Текст для чтения:
Вот на этот-то материал и ссылаются В. Резун и прочие апологеты превентивной войны, обосновывая якобы документально подтвержденные намерения советской стороны «вероломно напасть на гитлеровскую Германию».
Но следует сразу сказать, что этот документ представляет собой всего лишь черновики, испещренные многочисленными исправлениями, на которых отсутствуют подписи должностных лиц. Разумеется, они позволяют реконструировать представления советского военного руководства о характере действий Красной армии в будущей войне. Анализ этих документов подтверждает изложенный в мемуарах советских военачальников факт, что советское военное руководство исходило из ошибочных представлений о начальном периоде войны.
О начальном периоде войны
«При переработке оперативных планов весной 1941 года, -свидетельствовал Г.К. Жуков, - практически не были полностью учтены особенности ведения современной войны в ее начальном периоде. Нарком обороны и Генштаб считали, что война между такими крупными державами, как Германия и Советский Союз, должна начаться по ранее существовавшей схеме: главные силы вступают в сражение через несколько дней после приграничных сражений». О том же свидетельствует и А. М. Василевский: хотя руководство Генштаба и исходило «при разработке плана ... из правильного положения, что современные войны не объявляются, а они просто начинаются уже изготовившимся к боевым действиям противником...», тем не менее «план по старинке предусматривал так называемый начальный период войны продолжительностью 15-20 дней от начала военных действий до вступления в дело основных войск страны...».
Заметим, что в «Соображениях...» от 18 сентября 1940 года после постановки задачи войскам Западного фронта «ударом... нанести решительное поражение германским армиям, сосредотачивающимся на территории Восточной Пруссии», предписывалось: «В течение двадцати дней сосредоточения войск и до перехода их в наступление армии активной обороной, опираясь на укрепленные районы, обязаны прочно закрыть наши границы и не допустить вторжения немцев на нашу территорию». Таким образом, «нанесение решительного удара» планировалось лишь на двадцатый день от начала сосредоточения, прикрывать которое следовало «активной обороной».
Отданные Генштабом командованию западных приграничных округов в мае-июне 1941 года директивы, а также с планы прикрытия, разработанные в округах непосредственно перед нападением Германии, показывают, что устаревшие представления о начальном периоде войны сохранялись у командования РККА вплоть до трагических событий 22 июня.
Так, в директивах Генштаба, отданных в мае 1941 г. Киевскому и Западному особым военным округам, задачи на ведение обороны сформулированы недвусмысленно: «Упорной обороной укреплений по линии госграницы прочно прикрыть отмобилизование, сосредоточение и развертывание войск округа. Активными действиями авиации завоевать господство в воздухе и мощными ударами нарушить и задержать сосредоточение и развертывание войск противника». Далее определялось количество боеприпасов, которое разрешалось израсходовать до пятнадцатого дня мобилизации. Таким образом, составители директив исходили из устаревшего и вредоносного положения, что немецкие войска по примеру советских также почему-то будут заканчивать сосредоточение и развертывание уже после начала боевых действий. Так, в «Записке по плану действий войск в прикрытии», составленной в ЗапОВО, авиации ставилась заведомо невыполнимая задача: «нарушить и задержать сосредоточение войск противника» (который уже атаковал сосредоточенными и полностью боеспособными дивизиями). В свою очередь, командование Прибалтийского особого военного округа, говоря о задачах разведки, указывало: «Цель разведки - с первого дня войны вскрыть намерения противника, его группировку и сроки готовности к переходу в наступление».

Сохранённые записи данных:
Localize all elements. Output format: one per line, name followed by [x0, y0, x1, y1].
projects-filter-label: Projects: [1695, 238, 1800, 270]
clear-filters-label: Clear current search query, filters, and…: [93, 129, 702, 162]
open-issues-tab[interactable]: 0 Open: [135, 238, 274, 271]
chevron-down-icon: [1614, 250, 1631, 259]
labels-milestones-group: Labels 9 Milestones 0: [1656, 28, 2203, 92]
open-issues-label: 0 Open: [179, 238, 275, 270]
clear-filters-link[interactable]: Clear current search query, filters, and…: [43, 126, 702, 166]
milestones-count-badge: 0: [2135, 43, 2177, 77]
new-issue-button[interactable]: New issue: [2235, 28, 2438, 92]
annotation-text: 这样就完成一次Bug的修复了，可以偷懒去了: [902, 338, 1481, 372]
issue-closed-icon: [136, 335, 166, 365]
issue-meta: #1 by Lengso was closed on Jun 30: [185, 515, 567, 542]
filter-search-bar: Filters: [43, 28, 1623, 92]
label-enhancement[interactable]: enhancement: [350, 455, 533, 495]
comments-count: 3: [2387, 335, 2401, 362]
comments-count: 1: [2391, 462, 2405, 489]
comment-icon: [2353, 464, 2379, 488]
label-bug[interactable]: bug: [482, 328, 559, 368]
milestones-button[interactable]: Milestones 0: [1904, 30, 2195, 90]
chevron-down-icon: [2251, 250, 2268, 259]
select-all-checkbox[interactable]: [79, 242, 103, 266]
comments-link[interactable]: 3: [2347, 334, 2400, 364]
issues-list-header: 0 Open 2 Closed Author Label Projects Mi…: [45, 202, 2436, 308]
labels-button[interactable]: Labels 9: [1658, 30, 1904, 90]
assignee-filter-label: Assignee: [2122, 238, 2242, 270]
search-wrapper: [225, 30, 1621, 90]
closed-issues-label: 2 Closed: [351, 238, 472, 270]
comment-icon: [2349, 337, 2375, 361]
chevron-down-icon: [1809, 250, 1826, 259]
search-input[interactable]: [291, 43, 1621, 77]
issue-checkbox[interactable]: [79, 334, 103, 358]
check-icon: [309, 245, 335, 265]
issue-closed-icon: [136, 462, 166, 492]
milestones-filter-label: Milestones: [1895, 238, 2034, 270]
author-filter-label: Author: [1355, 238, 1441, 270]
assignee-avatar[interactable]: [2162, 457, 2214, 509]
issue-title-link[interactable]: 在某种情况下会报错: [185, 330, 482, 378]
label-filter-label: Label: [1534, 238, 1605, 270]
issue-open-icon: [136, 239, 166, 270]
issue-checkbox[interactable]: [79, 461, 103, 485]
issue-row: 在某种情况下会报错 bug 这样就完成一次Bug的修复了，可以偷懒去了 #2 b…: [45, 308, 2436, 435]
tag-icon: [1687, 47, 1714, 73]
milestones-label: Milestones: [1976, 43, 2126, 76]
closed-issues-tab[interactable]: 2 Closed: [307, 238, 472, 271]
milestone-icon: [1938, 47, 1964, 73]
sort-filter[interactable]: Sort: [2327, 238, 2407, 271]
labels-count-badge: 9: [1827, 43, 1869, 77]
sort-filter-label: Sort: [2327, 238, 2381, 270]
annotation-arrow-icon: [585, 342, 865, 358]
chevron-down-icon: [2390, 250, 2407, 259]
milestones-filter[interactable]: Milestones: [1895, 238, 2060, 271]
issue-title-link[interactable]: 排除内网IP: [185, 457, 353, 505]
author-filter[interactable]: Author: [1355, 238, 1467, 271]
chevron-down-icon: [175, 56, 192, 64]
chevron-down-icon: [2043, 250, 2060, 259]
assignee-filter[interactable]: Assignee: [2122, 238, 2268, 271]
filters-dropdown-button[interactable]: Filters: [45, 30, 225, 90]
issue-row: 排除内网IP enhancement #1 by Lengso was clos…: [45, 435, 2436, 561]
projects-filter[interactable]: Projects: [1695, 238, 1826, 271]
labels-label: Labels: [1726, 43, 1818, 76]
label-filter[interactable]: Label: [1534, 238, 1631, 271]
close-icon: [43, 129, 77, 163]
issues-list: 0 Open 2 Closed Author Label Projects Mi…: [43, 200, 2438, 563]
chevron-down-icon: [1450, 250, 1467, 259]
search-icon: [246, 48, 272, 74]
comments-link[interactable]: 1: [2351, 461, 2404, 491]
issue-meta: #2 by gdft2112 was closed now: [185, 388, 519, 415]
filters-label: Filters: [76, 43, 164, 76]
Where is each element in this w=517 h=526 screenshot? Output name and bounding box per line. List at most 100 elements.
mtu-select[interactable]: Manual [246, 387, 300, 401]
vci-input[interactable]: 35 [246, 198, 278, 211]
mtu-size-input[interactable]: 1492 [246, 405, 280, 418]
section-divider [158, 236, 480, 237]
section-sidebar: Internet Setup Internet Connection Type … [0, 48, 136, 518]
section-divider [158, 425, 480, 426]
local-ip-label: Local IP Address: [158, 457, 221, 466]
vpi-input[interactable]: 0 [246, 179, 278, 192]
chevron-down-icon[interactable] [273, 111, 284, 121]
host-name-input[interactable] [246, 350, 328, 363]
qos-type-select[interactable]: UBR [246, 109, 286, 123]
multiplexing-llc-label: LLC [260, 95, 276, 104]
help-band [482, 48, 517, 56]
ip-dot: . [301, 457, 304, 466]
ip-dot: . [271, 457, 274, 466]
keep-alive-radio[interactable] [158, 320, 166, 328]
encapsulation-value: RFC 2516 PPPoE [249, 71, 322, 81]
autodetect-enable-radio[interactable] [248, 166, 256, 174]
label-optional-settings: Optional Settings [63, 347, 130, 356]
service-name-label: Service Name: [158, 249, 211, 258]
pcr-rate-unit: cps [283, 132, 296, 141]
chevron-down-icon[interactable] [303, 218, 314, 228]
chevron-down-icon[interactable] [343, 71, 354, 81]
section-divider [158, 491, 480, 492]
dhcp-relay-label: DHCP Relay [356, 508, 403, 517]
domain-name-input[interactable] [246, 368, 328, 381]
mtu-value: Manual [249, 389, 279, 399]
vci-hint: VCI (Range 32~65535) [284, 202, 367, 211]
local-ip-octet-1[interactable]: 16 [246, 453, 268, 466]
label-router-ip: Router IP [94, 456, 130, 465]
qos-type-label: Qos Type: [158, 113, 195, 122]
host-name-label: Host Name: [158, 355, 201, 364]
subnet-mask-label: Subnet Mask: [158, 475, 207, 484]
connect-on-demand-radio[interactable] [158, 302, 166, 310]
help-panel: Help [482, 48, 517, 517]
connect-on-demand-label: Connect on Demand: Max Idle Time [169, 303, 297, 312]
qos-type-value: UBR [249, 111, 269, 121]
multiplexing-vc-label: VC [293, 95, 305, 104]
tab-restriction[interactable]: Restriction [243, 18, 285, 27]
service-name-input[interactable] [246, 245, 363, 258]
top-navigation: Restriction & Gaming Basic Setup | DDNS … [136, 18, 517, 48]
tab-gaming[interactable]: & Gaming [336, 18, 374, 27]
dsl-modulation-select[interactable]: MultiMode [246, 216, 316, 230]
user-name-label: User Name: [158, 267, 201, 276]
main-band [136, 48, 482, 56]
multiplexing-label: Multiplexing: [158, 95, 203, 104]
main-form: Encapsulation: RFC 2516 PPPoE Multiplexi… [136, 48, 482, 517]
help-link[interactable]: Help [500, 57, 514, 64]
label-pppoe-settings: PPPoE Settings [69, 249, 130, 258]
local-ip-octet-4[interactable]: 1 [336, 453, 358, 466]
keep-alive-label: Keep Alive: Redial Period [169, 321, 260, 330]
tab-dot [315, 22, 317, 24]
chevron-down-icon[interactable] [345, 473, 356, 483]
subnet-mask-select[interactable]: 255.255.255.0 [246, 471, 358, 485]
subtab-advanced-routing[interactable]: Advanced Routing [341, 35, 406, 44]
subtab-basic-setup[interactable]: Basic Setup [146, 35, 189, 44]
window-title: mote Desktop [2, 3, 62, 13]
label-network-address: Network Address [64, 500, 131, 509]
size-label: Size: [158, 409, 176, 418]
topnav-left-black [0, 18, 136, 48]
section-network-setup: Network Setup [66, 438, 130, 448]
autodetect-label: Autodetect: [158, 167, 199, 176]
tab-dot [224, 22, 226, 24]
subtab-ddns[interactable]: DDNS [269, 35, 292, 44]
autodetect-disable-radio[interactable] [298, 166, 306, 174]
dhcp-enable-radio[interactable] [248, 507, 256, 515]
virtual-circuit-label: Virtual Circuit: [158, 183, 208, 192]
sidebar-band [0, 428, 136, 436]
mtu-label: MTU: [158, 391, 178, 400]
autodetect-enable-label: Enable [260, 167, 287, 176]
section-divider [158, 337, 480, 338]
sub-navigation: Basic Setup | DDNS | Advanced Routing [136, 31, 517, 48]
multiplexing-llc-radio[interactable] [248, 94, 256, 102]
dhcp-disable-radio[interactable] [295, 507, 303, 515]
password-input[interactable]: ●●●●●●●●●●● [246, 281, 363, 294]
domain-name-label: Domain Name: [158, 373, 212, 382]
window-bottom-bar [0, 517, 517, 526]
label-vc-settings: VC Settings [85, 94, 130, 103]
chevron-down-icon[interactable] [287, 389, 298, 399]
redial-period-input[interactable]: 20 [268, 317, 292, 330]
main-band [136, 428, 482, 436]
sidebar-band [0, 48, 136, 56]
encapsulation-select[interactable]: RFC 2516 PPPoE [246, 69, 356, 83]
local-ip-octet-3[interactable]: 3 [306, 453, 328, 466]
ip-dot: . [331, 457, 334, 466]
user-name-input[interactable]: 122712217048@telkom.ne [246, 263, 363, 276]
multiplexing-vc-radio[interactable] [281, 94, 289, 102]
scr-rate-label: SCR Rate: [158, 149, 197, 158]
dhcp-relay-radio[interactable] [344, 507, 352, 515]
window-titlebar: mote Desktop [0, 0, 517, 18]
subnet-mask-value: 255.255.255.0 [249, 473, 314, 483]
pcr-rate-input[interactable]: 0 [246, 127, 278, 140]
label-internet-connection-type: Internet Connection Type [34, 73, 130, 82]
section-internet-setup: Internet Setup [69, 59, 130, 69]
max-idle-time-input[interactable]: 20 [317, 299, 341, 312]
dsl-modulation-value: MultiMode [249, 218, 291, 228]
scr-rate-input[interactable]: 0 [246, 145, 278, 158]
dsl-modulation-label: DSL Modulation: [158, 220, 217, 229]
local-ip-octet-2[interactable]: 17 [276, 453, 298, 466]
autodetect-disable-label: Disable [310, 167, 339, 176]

Задания:
(1) Какую продолжительность начального периода войны, по свидетельству А. М. Василевского, предусматривал план в тексте о начальном периоде войны?
(2) Перепишите дословно фрагмент из текста о начальном периоде войны: начните со слов «Но следует сразу» и остановитесь после слов «начальном периоде войны.».
(3) Перескажите в виде краткого списка абзац текста о начальном периоде войны, начинающийся словами «Так, в директивах Генштаба», сохранив его основные факты.
Перечень для этой работы не используется.

Ответы:
(1) 15–20 дней от начала военных действий до вступления в дело основных войск страны.

(2)
Но следует сразу сказать, что этот документ представляет собой всего лишь черновики, испещренные многочисленными исправлениями, на которых отсутствуют подписи должностных лиц. Разумеется, они позволяют реконструировать представления советского военного руководства о характере действий Красной армии в будущей войне. Анализ этих документов подтверждает изложенный в мемуарах советских военачальников факт, что советское военное руководство исходило из ошибочных представлений о начальном периоде войны.

(3)
- В мае 1941 г. директивы Генштаба Киевскому и Западному особым военным округам требовали упорной обороной укреплений по линии госграницы прикрыть отмобилизование, сосредоточение и развертывание войск округа.
- Авиация должна была завоевать господство в воздухе и ударами нарушить и задержать сосредоточение и развертывание войск противника.
- Директивы определяли, сколько боеприпасов разрешалось израсходовать до пятнадцатого дня мобилизации.
- Составители директив исходили из устаревшего положения, что немецкие войска, как и советские, будут заканчивать сосредоточение и развертывание уже после начала боевых действий.
- В «Записке по плану действий войск в прикрытии», составленной в ЗапОВО, авиации ставилась невыполнимая задача нарушить и задержать сосредоточение противника, который уже атаковал полностью боеспособными дивизиями.
- Командование Прибалтийского особого военного округа ставило разведке цель с первого дня войны вскрыть намерения противника, его группировку и сроки готовности к наступлению.